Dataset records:
## begin

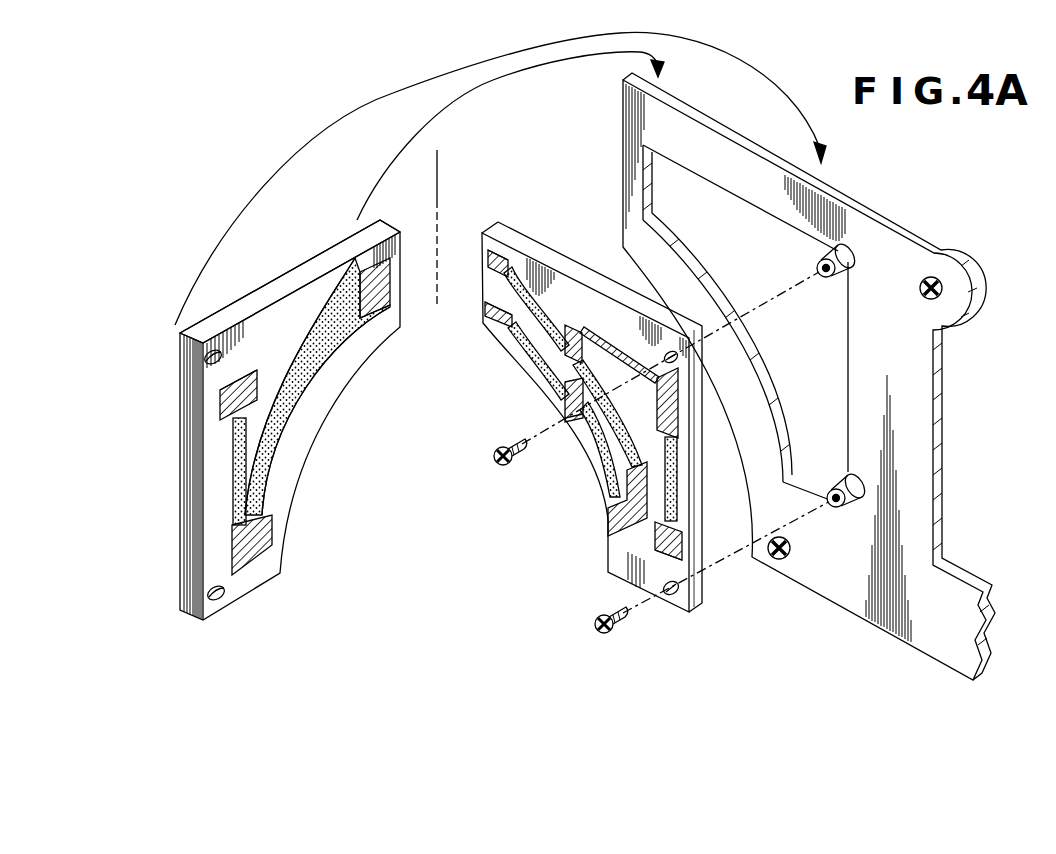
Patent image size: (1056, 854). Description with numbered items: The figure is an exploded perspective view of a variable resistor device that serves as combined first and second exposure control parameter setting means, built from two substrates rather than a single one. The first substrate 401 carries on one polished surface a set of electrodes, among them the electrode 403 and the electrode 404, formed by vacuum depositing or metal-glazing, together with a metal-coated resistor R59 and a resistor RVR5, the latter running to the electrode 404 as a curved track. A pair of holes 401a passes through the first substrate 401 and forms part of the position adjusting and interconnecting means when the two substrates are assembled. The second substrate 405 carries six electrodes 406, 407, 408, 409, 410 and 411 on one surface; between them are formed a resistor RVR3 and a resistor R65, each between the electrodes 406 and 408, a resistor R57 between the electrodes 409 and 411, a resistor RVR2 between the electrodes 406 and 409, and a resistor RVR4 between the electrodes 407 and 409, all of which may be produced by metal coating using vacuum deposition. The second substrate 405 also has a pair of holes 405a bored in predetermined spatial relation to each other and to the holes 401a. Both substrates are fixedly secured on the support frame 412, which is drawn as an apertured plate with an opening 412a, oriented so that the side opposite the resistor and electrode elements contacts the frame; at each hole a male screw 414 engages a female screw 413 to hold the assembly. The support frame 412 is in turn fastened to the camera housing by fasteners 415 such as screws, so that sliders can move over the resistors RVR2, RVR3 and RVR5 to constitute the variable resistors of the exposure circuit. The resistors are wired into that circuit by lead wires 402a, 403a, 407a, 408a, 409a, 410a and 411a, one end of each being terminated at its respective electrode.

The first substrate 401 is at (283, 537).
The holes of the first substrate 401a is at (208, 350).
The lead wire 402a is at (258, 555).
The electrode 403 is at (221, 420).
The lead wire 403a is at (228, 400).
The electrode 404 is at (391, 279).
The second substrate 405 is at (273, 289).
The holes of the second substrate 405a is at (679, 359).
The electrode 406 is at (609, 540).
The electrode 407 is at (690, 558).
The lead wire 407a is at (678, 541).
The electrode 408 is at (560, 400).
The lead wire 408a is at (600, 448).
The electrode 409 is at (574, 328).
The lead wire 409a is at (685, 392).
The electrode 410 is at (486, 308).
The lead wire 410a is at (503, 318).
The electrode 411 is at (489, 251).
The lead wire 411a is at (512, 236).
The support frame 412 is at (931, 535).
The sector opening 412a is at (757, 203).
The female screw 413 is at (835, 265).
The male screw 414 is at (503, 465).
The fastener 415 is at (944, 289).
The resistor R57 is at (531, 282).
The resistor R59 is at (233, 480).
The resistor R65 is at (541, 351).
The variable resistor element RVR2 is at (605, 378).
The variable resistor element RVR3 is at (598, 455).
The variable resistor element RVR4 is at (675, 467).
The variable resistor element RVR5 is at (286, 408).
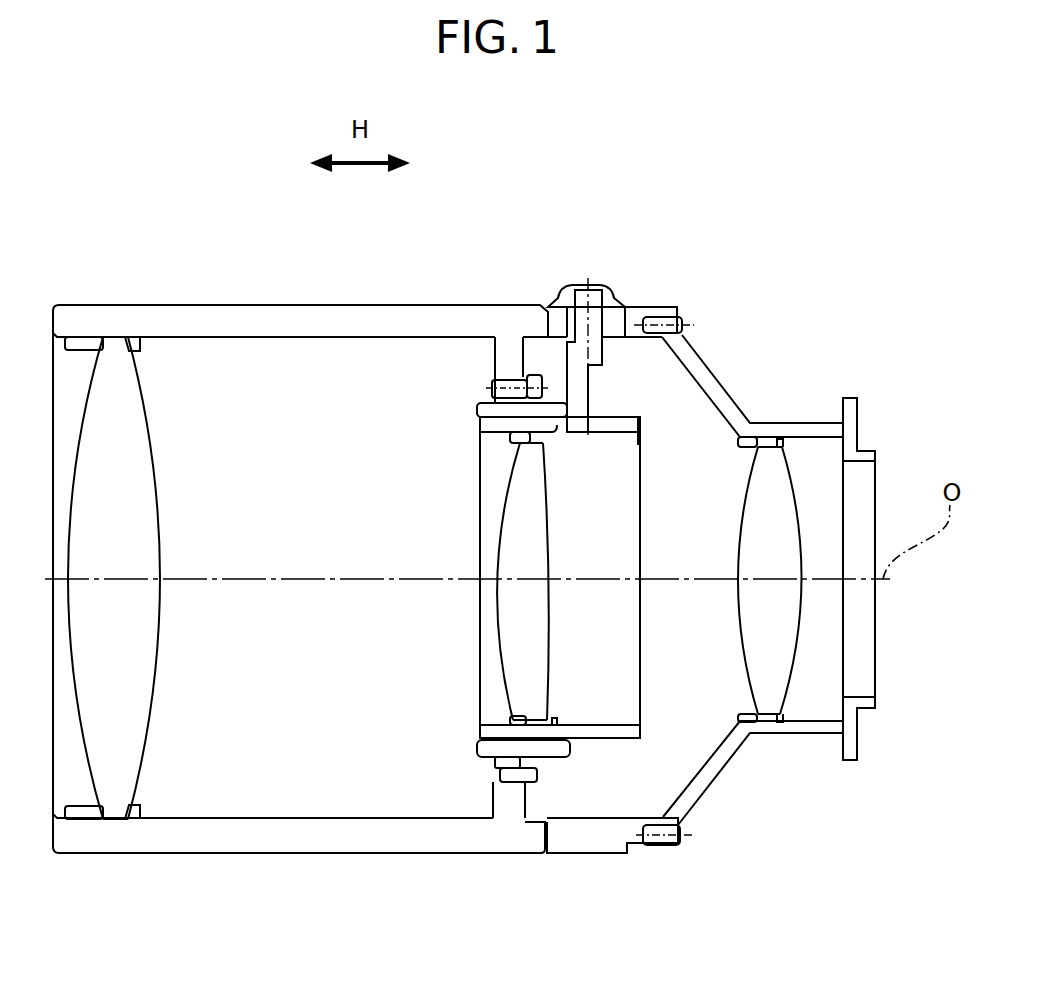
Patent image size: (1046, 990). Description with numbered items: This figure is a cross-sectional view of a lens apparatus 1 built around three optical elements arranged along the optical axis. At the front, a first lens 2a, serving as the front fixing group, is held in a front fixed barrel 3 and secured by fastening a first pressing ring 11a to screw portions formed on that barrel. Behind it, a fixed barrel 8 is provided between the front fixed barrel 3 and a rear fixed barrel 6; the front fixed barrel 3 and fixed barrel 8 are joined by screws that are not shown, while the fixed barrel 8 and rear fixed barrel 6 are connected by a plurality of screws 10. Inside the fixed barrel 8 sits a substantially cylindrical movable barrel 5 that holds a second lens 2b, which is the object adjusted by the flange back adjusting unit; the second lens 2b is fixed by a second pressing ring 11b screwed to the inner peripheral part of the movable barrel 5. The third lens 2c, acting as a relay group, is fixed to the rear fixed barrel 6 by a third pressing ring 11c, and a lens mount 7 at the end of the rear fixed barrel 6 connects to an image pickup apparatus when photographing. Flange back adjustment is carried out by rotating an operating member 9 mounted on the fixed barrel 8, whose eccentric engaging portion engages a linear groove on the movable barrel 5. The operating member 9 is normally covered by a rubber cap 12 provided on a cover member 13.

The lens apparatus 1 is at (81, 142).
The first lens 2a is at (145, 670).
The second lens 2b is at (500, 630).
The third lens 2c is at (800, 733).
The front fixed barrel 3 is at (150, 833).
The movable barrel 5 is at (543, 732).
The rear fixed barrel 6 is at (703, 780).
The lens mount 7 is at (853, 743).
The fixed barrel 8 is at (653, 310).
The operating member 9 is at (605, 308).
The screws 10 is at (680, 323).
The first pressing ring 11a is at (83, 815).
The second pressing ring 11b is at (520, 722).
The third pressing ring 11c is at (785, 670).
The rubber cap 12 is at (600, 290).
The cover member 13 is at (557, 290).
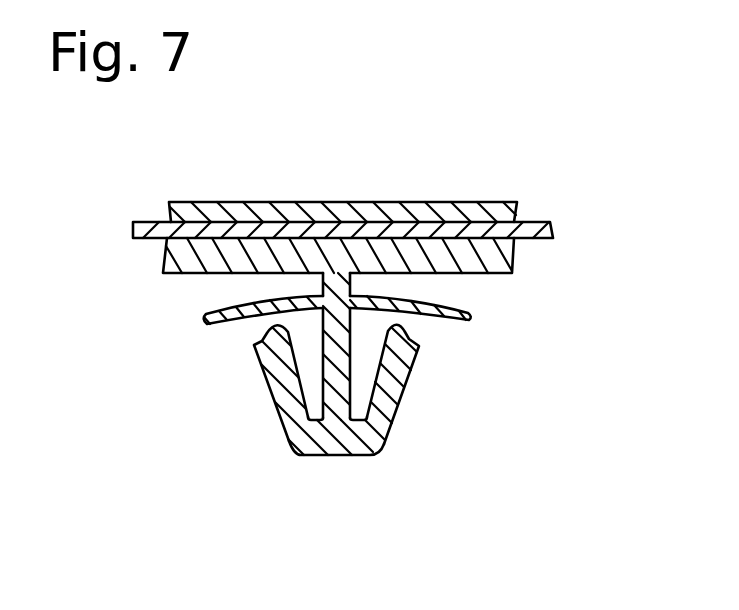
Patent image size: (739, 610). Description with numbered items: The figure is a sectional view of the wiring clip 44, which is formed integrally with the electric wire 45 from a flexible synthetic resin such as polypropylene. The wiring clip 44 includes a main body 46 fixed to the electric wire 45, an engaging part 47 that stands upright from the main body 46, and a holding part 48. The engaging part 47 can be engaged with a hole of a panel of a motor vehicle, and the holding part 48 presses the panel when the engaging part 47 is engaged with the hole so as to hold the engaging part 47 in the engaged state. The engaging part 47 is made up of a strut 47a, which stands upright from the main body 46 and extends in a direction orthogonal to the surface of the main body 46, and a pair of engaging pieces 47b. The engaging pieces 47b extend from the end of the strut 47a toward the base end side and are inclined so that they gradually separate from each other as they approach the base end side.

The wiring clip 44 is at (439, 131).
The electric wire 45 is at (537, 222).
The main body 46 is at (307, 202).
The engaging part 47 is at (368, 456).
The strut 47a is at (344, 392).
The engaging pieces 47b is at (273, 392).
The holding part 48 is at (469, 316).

## end

Copy out all of the material above word for word, leaving out the pictures.

# Response to the exercise:
Patent image size: (1056, 854). Description with numbered items: The figure is an exploded perspective view of a variable resistor device that serves as combined first and second exposure control parameter setting means, built from two substrates rather than a single one. The first substrate 401 carries on one polished surface a set of electrodes, among them the electrode 403 and the electrode 404, formed by vacuum depositing or metal-glazing, together with a metal-coated resistor R59 and a resistor RVR5, the latter running to the electrode 404 as a curved track. A pair of holes 401a passes through the first substrate 401 and forms part of the position adjusting and interconnecting means when the two substrates are assembled. The second substrate 405 carries six electrodes 406, 407, 408, 409, 410 and 411 on one surface; between them are formed a resistor RVR3 and a resistor R65, each between the electrodes 406 and 408, a resistor R57 between the electrodes 409 and 411, a resistor RVR2 between the electrodes 406 and 409, and a resistor RVR4 between the electrodes 407 and 409, all of which may be produced by metal coating using vacuum deposition. The second substrate 405 also has a pair of holes 405a bored in predetermined spatial relation to each other and to the holes 401a. Both substrates are fixedly secured on the support frame 412, which is drawn as an apertured plate with an opening 412a, oriented so that the side opposite the resistor and electrode elements contacts the frame; at each hole a male screw 414 engages a female screw 413 to hold the assembly. The support frame 412 is in turn fastened to the camera housing by fasteners 415 such as screws, so that sliders can move over the resistors RVR2, RVR3 and RVR5 to constitute the variable resistors of the exposure circuit. The resistors are wired into that circuit by lead wires 402a, 403a, 407a, 408a, 409a, 410a and 411a, one end of each being terminated at its respective electrode.

The first substrate 401 is at (283, 537).
The holes of the first substrate 401a is at (208, 350).
The lead wire 402a is at (258, 555).
The electrode 403 is at (221, 420).
The lead wire 403a is at (228, 400).
The electrode 404 is at (391, 279).
The second substrate 405 is at (273, 289).
The holes of the second substrate 405a is at (679, 359).
The electrode 406 is at (609, 540).
The electrode 407 is at (690, 558).
The lead wire 407a is at (678, 541).
The electrode 408 is at (560, 400).
The lead wire 408a is at (600, 448).
The electrode 409 is at (574, 328).
The lead wire 409a is at (685, 392).
The electrode 410 is at (486, 308).
The lead wire 410a is at (503, 318).
The electrode 411 is at (489, 251).
The lead wire 411a is at (512, 236).
The support frame 412 is at (931, 535).
The sector opening 412a is at (757, 203).
The female screw 413 is at (835, 265).
The male screw 414 is at (503, 465).
The fastener 415 is at (944, 289).
The resistor R57 is at (531, 282).
The resistor R59 is at (233, 480).
The resistor R65 is at (541, 351).
The variable resistor element RVR2 is at (605, 378).
The variable resistor element RVR3 is at (598, 455).
The variable resistor element RVR4 is at (675, 467).
The variable resistor element RVR5 is at (286, 408).
Patent image size: (1046, 990). Description with numbered items: This figure is a cross-sectional view of a lens apparatus 1 built around three optical elements arranged along the optical axis. At the front, a first lens 2a, serving as the front fixing group, is held in a front fixed barrel 3 and secured by fastening a first pressing ring 11a to screw portions formed on that barrel. Behind it, a fixed barrel 8 is provided between the front fixed barrel 3 and a rear fixed barrel 6; the front fixed barrel 3 and fixed barrel 8 are joined by screws that are not shown, while the fixed barrel 8 and rear fixed barrel 6 are connected by a plurality of screws 10. Inside the fixed barrel 8 sits a substantially cylindrical movable barrel 5 that holds a second lens 2b, which is the object adjusted by the flange back adjusting unit; the second lens 2b is fixed by a second pressing ring 11b screwed to the inner peripheral part of the movable barrel 5. The third lens 2c, acting as a relay group, is fixed to the rear fixed barrel 6 by a third pressing ring 11c, and a lens mount 7 at the end of the rear fixed barrel 6 connects to an image pickup apparatus when photographing. Flange back adjustment is carried out by rotating an operating member 9 mounted on the fixed barrel 8, whose eccentric engaging portion engages a linear groove on the movable barrel 5. The operating member 9 is normally covered by a rubber cap 12 provided on a cover member 13.

The lens apparatus 1 is at (81, 142).
The first lens 2a is at (145, 670).
The second lens 2b is at (500, 630).
The third lens 2c is at (800, 733).
The front fixed barrel 3 is at (150, 833).
The movable barrel 5 is at (543, 732).
The rear fixed barrel 6 is at (703, 780).
The lens mount 7 is at (853, 743).
The fixed barrel 8 is at (653, 310).
The operating member 9 is at (605, 308).
The screws 10 is at (680, 323).
The first pressing ring 11a is at (83, 815).
The second pressing ring 11b is at (520, 722).
The third pressing ring 11c is at (785, 670).
The rubber cap 12 is at (600, 290).
The cover member 13 is at (557, 290).
Patent image size: (739, 610). Description with numbered items: The figure is a sectional view of the wiring clip 44, which is formed integrally with the electric wire 45 from a flexible synthetic resin such as polypropylene. The wiring clip 44 includes a main body 46 fixed to the electric wire 45, an engaging part 47 that stands upright from the main body 46, and a holding part 48. The engaging part 47 can be engaged with a hole of a panel of a motor vehicle, and the holding part 48 presses the panel when the engaging part 47 is engaged with the hole so as to hold the engaging part 47 in the engaged state. The engaging part 47 is made up of a strut 47a, which stands upright from the main body 46 and extends in a direction orthogonal to the surface of the main body 46, and a pair of engaging pieces 47b. The engaging pieces 47b extend from the end of the strut 47a toward the base end side and are inclined so that they gradually separate from each other as they approach the base end side.

The wiring clip 44 is at (439, 131).
The electric wire 45 is at (537, 222).
The main body 46 is at (307, 202).
The engaging part 47 is at (368, 456).
The strut 47a is at (344, 392).
The engaging pieces 47b is at (273, 392).
The holding part 48 is at (469, 316).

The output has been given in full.